Excerpt from a dataset
= = = =
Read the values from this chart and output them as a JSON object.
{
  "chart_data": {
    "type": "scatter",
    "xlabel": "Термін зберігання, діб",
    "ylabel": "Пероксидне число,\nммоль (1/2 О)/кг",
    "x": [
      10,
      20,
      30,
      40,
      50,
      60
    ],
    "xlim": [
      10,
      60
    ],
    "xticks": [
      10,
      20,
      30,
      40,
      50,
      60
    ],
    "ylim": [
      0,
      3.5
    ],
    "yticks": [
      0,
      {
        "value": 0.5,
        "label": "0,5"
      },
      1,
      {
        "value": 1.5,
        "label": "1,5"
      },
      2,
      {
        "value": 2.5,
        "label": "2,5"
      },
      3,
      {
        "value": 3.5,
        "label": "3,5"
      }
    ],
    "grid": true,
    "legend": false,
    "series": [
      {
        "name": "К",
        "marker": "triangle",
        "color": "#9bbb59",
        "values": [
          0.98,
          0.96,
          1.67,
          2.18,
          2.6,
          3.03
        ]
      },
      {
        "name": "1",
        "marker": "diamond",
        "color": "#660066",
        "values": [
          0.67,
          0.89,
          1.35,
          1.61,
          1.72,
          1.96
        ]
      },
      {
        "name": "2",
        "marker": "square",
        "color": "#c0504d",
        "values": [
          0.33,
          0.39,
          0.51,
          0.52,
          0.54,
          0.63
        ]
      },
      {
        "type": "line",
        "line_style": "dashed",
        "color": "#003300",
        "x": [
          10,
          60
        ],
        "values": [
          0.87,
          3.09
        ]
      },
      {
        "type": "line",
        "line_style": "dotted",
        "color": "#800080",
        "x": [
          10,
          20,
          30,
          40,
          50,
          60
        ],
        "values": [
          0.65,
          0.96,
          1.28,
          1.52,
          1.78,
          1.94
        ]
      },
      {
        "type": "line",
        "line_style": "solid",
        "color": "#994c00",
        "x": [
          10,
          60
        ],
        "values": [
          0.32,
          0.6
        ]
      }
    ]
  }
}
= = = =
_Given request_: From the records above, pick out and copy each line holding the word "marker".

_Task response_:
        "marker": "triangle",
        "marker": "diamond",
        "marker": "square",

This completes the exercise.